[Begin DATA FOR THIS TASK]

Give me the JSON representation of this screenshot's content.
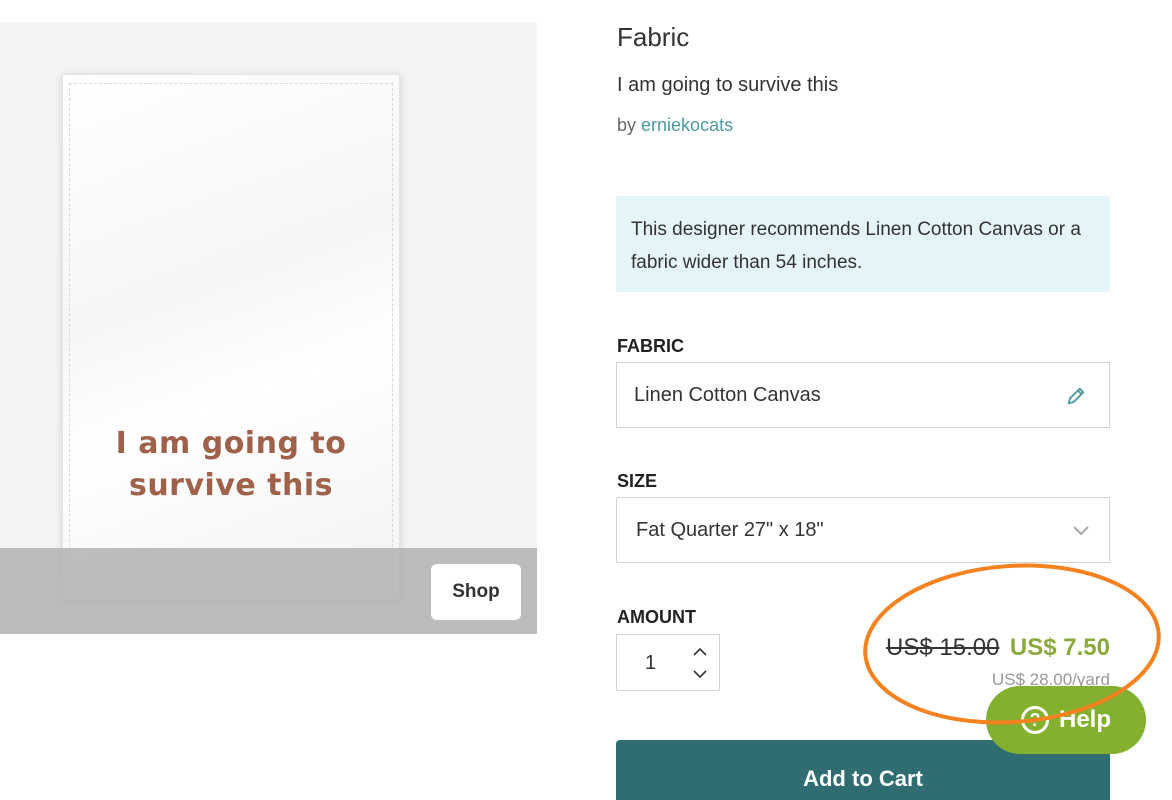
{
  "image": {
    "print_text": "I am going to survive this",
    "shop_label": "Shop"
  },
  "product": {
    "category": "Fabric",
    "title": "I am going to survive this",
    "by_prefix": "by",
    "designer": "erniekocats",
    "recommendation": "This designer recommends Linen Cotton Canvas or a fabric wider than 54 inches."
  },
  "fabric": {
    "label": "FABRIC",
    "value": "Linen Cotton Canvas",
    "icon": "pencil-icon"
  },
  "size": {
    "label": "SIZE",
    "value": "Fat Quarter 27\" x 18\"",
    "icon": "chevron-down-icon"
  },
  "amount": {
    "label": "AMOUNT",
    "value": "1"
  },
  "price": {
    "old": "US$ 15.00",
    "new": "US$ 7.50",
    "per_yard": "US$ 28.00/yard",
    "sale_color": "#8aab3b"
  },
  "cart": {
    "label": "Add to Cart",
    "color": "#2f6d72"
  },
  "help": {
    "label": "Help",
    "color": "#84b030"
  },
  "annotation": {
    "color": "#f58220",
    "shape": "ellipse"
  }
}
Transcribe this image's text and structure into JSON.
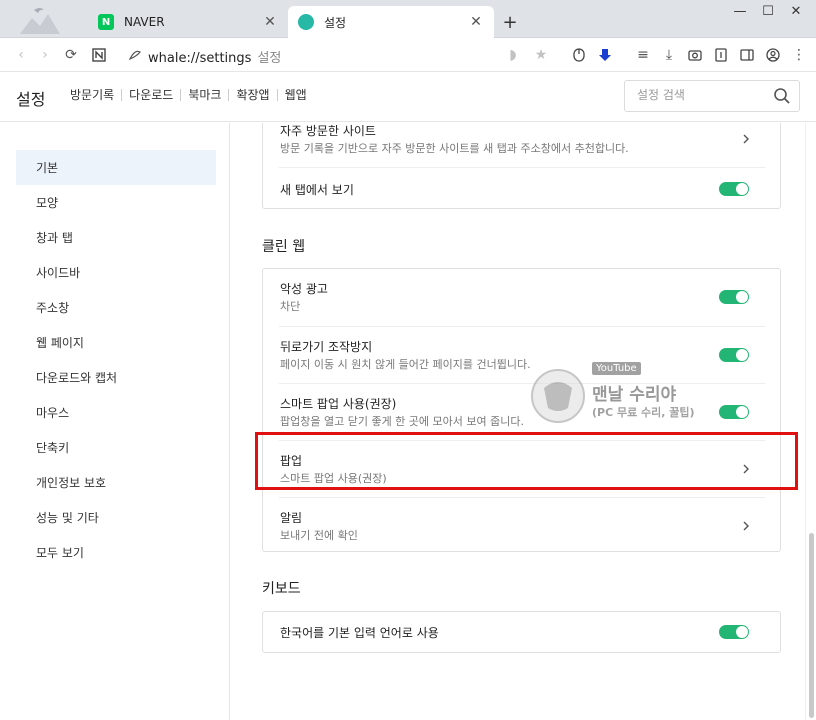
{
  "tabs": [
    {
      "title": "NAVER",
      "favicon_text": "N",
      "favicon_color": "#03c75a",
      "active": false
    },
    {
      "title": "설정",
      "favicon_text": "",
      "favicon_color": "#27b8a6",
      "active": true
    }
  ],
  "toolbar": {
    "url": "whale://settings",
    "url_page": "설정"
  },
  "header": {
    "title": "설정",
    "nav": [
      "방문기록",
      "다운로드",
      "북마크",
      "확장앱",
      "웹앱"
    ],
    "search_placeholder": "설정 검색"
  },
  "sidebar": {
    "items": [
      "기본",
      "모양",
      "창과 탭",
      "사이드바",
      "주소창",
      "웹 페이지",
      "다운로드와 캡처",
      "마우스",
      "단축키",
      "개인정보 보호",
      "성능 및 기타",
      "모두 보기"
    ],
    "active_index": 0
  },
  "main": {
    "card1": {
      "rows": [
        {
          "label": "자주 방문한 사이트",
          "desc": "방문 기록을 기반으로 자주 방문한 사이트를 새 탭과 주소창에서 추천합니다."
        },
        {
          "label": "새 탭에서 보기"
        }
      ]
    },
    "section_clean": "클린 웹",
    "card2": {
      "rows": [
        {
          "label": "악성 광고",
          "desc": "차단"
        },
        {
          "label": "뒤로가기 조작방지",
          "desc": "페이지 이동 시 원치 않게 들어간 페이지를 건너뜁니다."
        },
        {
          "label": "스마트 팝업 사용(권장)",
          "desc": "팝업창을 열고 닫기 좋게 한 곳에 모아서 보여 줍니다."
        },
        {
          "label": "팝업",
          "desc": "스마트 팝업 사용(권장)"
        },
        {
          "label": "알림",
          "desc": "보내기 전에 확인"
        }
      ]
    },
    "section_keyboard": "키보드",
    "card3": {
      "rows": [
        {
          "label": "한국어를 기본 입력 언어로 사용"
        }
      ]
    }
  },
  "watermark": {
    "badge": "YouTube",
    "title": "맨날 수리야",
    "subtitle": "(PC 무료 수리, 꿀팁)"
  },
  "colors": {
    "toggle_on": "#22b573",
    "highlight": "#e01010",
    "sidebar_active": "#ecf3fb"
  }
}
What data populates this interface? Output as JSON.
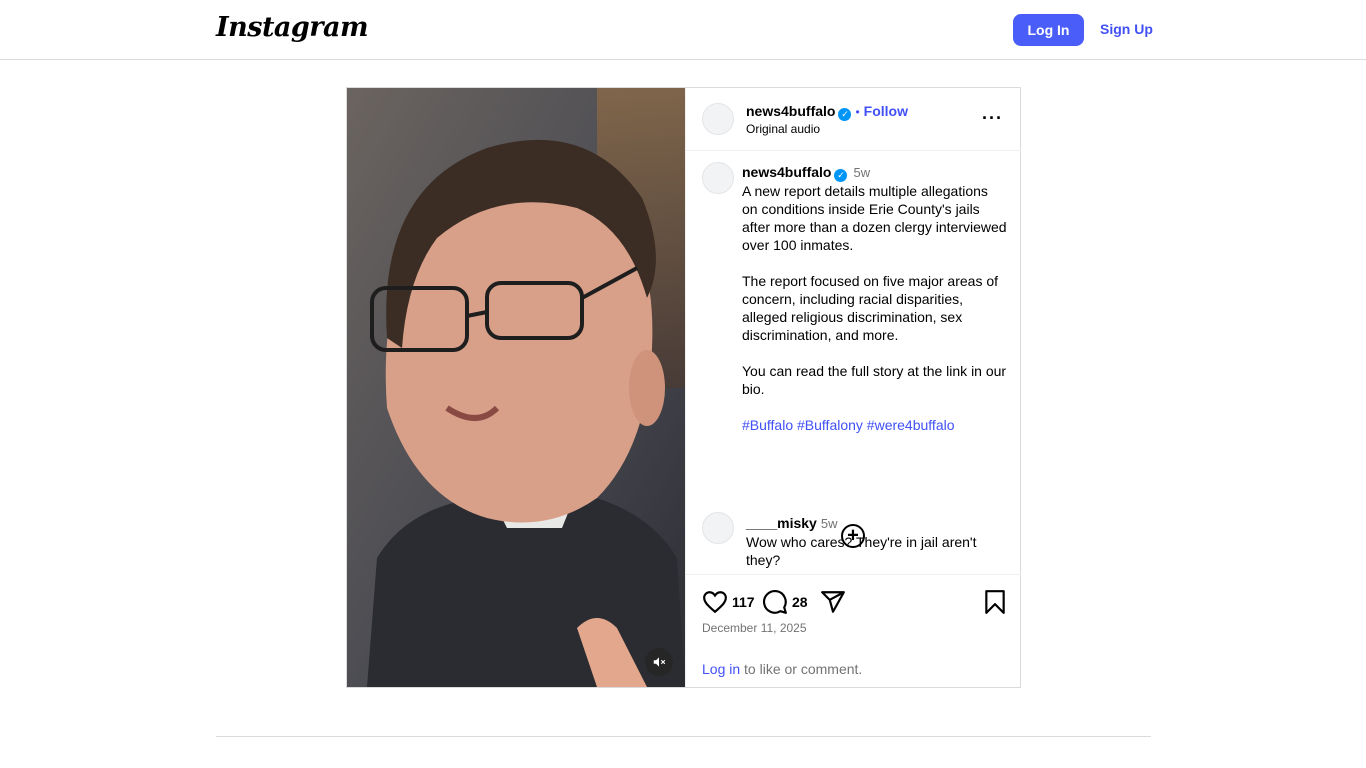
{
  "header": {
    "logo": "Instagram",
    "login_label": "Log In",
    "signup_label": "Sign Up"
  },
  "post": {
    "author": "news4buffalo",
    "follow_label": "Follow",
    "audio": "Original audio",
    "caption": {
      "author": "news4buffalo",
      "time": "5w",
      "paragraph1": "A new report details multiple allegations on conditions inside Erie County's jails after more than a dozen clergy interviewed over 100 inmates.",
      "paragraph2": "The report focused on five major areas of concern, including racial disparities, alleged religious discrimination, sex discrimination, and more.",
      "paragraph3": "You can read the full story at the link in our bio.",
      "hashtags": "#Buffalo #Buffalony #were4buffalo"
    },
    "comments": [
      {
        "author": "____misky",
        "time": "5w",
        "text": "Wow who cares? They're in jail aren't they?"
      }
    ],
    "likes": "117",
    "comment_count": "28",
    "date": "December 11, 2025",
    "login_prompt_link": "Log in",
    "login_prompt_rest": " to like or comment."
  },
  "icons": {
    "more": "more-options-icon",
    "verified": "verified-badge-icon",
    "load_more": "plus-circle-icon",
    "like": "heart-icon",
    "comment": "comment-icon",
    "share": "send-icon",
    "save": "bookmark-icon",
    "mute": "muted-speaker-icon"
  }
}
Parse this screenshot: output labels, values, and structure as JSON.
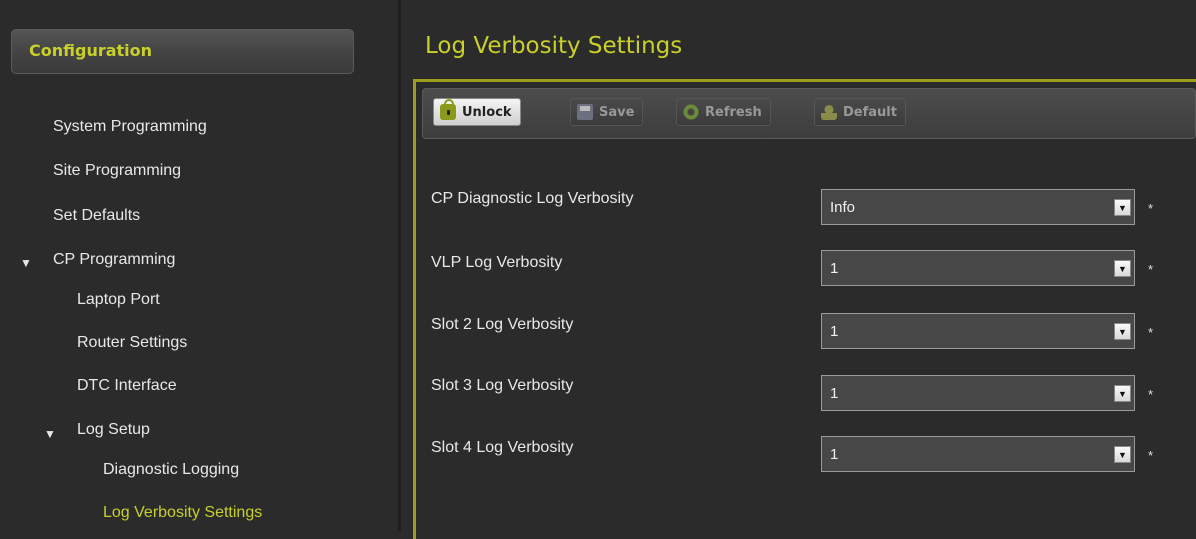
{
  "sidebar": {
    "header": "Configuration",
    "items": [
      {
        "label": "System Programming"
      },
      {
        "label": "Site Programming"
      },
      {
        "label": "Set Defaults"
      },
      {
        "label": "CP Programming"
      },
      {
        "label": "Laptop Port"
      },
      {
        "label": "Router Settings"
      },
      {
        "label": "DTC Interface"
      },
      {
        "label": "Log Setup"
      },
      {
        "label": "Diagnostic Logging"
      },
      {
        "label": "Log Verbosity Settings"
      }
    ]
  },
  "main": {
    "title": "Log Verbosity Settings",
    "toolbar": {
      "unlock": "Unlock",
      "save": "Save",
      "refresh": "Refresh",
      "default": "Default"
    },
    "fields": [
      {
        "label": "CP Diagnostic Log Verbosity",
        "value": "Info",
        "required_mark": "*"
      },
      {
        "label": "VLP Log Verbosity",
        "value": "1",
        "required_mark": "*"
      },
      {
        "label": "Slot 2 Log Verbosity",
        "value": "1",
        "required_mark": "*"
      },
      {
        "label": "Slot 3 Log Verbosity",
        "value": "1",
        "required_mark": "*"
      },
      {
        "label": "Slot 4 Log Verbosity",
        "value": "1",
        "required_mark": "*"
      }
    ]
  },
  "colors": {
    "accent": "#c9d02a",
    "panel_border": "#9aa01e",
    "background": "#2b2b2b"
  },
  "icons": {
    "unlock": "lock-open-icon",
    "save": "floppy-disk-icon",
    "refresh": "refresh-icon",
    "default": "default-icon",
    "expanded": "triangle-down-icon",
    "dropdown": "chevron-down-icon"
  }
}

[End DATA FOR THIS TASK]

### WORK INSTRUCTIONS
Copy each line of the data above that holds "Canvas".

### REPLY
    "recommendation": "This designer recommends Linen Cotton Canvas or a fabric wider than 54 inches."
    "value": "Linen Cotton Canvas",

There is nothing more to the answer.